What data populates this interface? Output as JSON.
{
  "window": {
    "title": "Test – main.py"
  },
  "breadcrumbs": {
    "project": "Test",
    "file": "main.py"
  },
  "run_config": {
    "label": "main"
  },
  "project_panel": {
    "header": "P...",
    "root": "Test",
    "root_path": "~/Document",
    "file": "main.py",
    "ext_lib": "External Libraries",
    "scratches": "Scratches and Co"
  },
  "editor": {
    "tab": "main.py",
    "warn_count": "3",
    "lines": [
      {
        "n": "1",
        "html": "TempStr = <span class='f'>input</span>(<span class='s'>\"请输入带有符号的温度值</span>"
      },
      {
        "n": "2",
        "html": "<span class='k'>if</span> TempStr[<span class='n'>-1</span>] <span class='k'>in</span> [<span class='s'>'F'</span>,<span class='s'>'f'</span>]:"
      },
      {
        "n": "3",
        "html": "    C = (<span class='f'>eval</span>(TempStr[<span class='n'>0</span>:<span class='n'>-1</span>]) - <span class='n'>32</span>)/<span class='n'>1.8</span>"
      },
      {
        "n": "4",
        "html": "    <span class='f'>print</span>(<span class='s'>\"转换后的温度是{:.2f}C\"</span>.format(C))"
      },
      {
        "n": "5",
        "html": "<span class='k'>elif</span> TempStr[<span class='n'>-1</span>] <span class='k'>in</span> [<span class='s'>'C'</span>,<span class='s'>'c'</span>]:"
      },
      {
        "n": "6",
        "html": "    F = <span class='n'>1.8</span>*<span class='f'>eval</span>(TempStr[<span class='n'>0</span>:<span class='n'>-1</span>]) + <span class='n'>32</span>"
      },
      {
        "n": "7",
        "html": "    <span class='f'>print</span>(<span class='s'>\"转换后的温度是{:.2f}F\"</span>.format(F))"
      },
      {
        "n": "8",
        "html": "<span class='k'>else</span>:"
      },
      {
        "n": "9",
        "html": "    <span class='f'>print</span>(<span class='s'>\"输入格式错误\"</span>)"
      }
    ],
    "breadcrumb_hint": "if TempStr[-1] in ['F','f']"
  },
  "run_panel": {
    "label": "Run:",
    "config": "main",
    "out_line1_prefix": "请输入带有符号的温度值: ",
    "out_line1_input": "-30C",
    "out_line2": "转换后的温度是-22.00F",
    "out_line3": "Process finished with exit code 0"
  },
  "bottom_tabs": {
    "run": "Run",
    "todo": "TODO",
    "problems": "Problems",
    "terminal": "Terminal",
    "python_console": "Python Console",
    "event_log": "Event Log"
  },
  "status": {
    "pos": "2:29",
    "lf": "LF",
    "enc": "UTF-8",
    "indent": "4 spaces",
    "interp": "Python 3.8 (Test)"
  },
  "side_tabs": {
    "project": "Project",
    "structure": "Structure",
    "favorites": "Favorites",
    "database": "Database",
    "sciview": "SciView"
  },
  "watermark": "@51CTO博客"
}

— Written exercise —
Your task is to extract all of the records exactly.

— Solution to this exercise —
What data populates this interface? Output as JSON.
{
  "window": {
    "title": "Test – main.py"
  },
  "breadcrumbs": {
    "project": "Test",
    "file": "main.py"
  },
  "run_config": {
    "label": "main"
  },
  "project_panel": {
    "header": "P...",
    "root": "Test",
    "root_path": "~/Document",
    "file": "main.py",
    "ext_lib": "External Libraries",
    "scratches": "Scratches and Co"
  },
  "editor": {
    "tab": "main.py",
    "warn_count": "3",
    "lines": [
      {
        "n": "1",
        "html": "TempStr = <span class='f'>input</span>(<span class='s'>\"请输入带有符号的温度值</span>"
      },
      {
        "n": "2",
        "html": "<span class='k'>if</span> TempStr[<span class='n'>-1</span>] <span class='k'>in</span> [<span class='s'>'F'</span>,<span class='s'>'f'</span>]:"
      },
      {
        "n": "3",
        "html": "    C = (<span class='f'>eval</span>(TempStr[<span class='n'>0</span>:<span class='n'>-1</span>]) - <span class='n'>32</span>)/<span class='n'>1.8</span>"
      },
      {
        "n": "4",
        "html": "    <span class='f'>print</span>(<span class='s'>\"转换后的温度是{:.2f}C\"</span>.format(C))"
      },
      {
        "n": "5",
        "html": "<span class='k'>elif</span> TempStr[<span class='n'>-1</span>] <span class='k'>in</span> [<span class='s'>'C'</span>,<span class='s'>'c'</span>]:"
      },
      {
        "n": "6",
        "html": "    F = <span class='n'>1.8</span>*<span class='f'>eval</span>(TempStr[<span class='n'>0</span>:<span class='n'>-1</span>]) + <span class='n'>32</span>"
      },
      {
        "n": "7",
        "html": "    <span class='f'>print</span>(<span class='s'>\"转换后的温度是{:.2f}F\"</span>.format(F))"
      },
      {
        "n": "8",
        "html": "<span class='k'>else</span>:"
      },
      {
        "n": "9",
        "html": "    <span class='f'>print</span>(<span class='s'>\"输入格式错误\"</span>)"
      }
    ],
    "breadcrumb_hint": "if TempStr[-1] in ['F','f']"
  },
  "run_panel": {
    "label": "Run:",
    "config": "main",
    "out_line1_prefix": "请输入带有符号的温度值: ",
    "out_line1_input": "-30C",
    "out_line2": "转换后的温度是-22.00F",
    "out_line3": "Process finished with exit code 0"
  },
  "bottom_tabs": {
    "run": "Run",
    "todo": "TODO",
    "problems": "Problems",
    "terminal": "Terminal",
    "python_console": "Python Console",
    "event_log": "Event Log"
  },
  "status": {
    "pos": "2:29",
    "lf": "LF",
    "enc": "UTF-8",
    "indent": "4 spaces",
    "interp": "Python 3.8 (Test)"
  },
  "side_tabs": {
    "project": "Project",
    "structure": "Structure",
    "favorites": "Favorites",
    "database": "Database",
    "sciview": "SciView"
  },
  "watermark": "@51CTO博客"
}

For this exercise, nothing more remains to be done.